Reproduce all the entries precisely.

◆ ◆ ◆

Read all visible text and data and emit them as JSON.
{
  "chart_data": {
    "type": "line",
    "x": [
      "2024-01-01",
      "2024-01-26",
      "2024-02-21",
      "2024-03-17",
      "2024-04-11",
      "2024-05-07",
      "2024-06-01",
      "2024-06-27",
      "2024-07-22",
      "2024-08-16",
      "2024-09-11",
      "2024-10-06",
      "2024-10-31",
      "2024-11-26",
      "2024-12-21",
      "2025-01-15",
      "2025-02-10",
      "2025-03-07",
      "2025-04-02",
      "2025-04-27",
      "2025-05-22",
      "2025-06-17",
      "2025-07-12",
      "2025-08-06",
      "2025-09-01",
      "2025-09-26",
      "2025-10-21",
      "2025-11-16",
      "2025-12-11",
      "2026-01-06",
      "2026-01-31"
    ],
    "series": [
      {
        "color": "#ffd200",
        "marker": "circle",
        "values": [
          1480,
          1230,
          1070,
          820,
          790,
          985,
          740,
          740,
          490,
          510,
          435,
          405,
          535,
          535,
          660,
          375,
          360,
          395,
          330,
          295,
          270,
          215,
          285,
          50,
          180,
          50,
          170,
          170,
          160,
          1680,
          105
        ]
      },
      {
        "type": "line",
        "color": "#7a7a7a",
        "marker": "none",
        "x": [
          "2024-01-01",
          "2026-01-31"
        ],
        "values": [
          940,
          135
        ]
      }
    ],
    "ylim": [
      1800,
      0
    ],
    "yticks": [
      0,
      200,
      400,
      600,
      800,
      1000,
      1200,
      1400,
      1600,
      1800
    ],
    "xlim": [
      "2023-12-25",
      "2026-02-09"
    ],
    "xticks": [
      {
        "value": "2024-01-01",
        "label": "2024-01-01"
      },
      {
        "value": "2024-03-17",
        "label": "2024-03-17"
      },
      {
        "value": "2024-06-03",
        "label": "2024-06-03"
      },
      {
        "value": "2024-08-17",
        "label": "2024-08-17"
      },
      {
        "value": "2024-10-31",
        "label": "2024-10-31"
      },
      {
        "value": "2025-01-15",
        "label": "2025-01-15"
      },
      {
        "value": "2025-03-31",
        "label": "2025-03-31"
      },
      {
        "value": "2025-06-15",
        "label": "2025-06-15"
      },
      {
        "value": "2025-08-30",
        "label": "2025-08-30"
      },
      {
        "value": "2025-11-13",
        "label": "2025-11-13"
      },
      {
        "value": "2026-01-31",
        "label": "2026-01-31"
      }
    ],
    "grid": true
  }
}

◆ ◆ ◆

EXPECTED ANSWER:
Read all visible text and data and emit them as JSON.
{
  "chart_data": {
    "type": "line",
    "x": [
      "2024-01-01",
      "2024-01-26",
      "2024-02-21",
      "2024-03-17",
      "2024-04-11",
      "2024-05-07",
      "2024-06-01",
      "2024-06-27",
      "2024-07-22",
      "2024-08-16",
      "2024-09-11",
      "2024-10-06",
      "2024-10-31",
      "2024-11-26",
      "2024-12-21",
      "2025-01-15",
      "2025-02-10",
      "2025-03-07",
      "2025-04-02",
      "2025-04-27",
      "2025-05-22",
      "2025-06-17",
      "2025-07-12",
      "2025-08-06",
      "2025-09-01",
      "2025-09-26",
      "2025-10-21",
      "2025-11-16",
      "2025-12-11",
      "2026-01-06",
      "2026-01-31"
    ],
    "series": [
      {
        "color": "#ffd200",
        "marker": "circle",
        "values": [
          1480,
          1230,
          1070,
          820,
          790,
          985,
          740,
          740,
          490,
          510,
          435,
          405,
          535,
          535,
          660,
          375,
          360,
          395,
          330,
          295,
          270,
          215,
          285,
          50,
          180,
          50,
          170,
          170,
          160,
          1680,
          105
        ]
      },
      {
        "type": "line",
        "color": "#7a7a7a",
        "marker": "none",
        "x": [
          "2024-01-01",
          "2026-01-31"
        ],
        "values": [
          940,
          135
        ]
      }
    ],
    "ylim": [
      1800,
      0
    ],
    "yticks": [
      0,
      200,
      400,
      600,
      800,
      1000,
      1200,
      1400,
      1600,
      1800
    ],
    "xlim": [
      "2023-12-25",
      "2026-02-09"
    ],
    "xticks": [
      {
        "value": "2024-01-01",
        "label": "2024-01-01"
      },
      {
        "value": "2024-03-17",
        "label": "2024-03-17"
      },
      {
        "value": "2024-06-03",
        "label": "2024-06-03"
      },
      {
        "value": "2024-08-17",
        "label": "2024-08-17"
      },
      {
        "value": "2024-10-31",
        "label": "2024-10-31"
      },
      {
        "value": "2025-01-15",
        "label": "2025-01-15"
      },
      {
        "value": "2025-03-31",
        "label": "2025-03-31"
      },
      {
        "value": "2025-06-15",
        "label": "2025-06-15"
      },
      {
        "value": "2025-08-30",
        "label": "2025-08-30"
      },
      {
        "value": "2025-11-13",
        "label": "2025-11-13"
      },
      {
        "value": "2026-01-31",
        "label": "2026-01-31"
      }
    ],
    "grid": true
  }
}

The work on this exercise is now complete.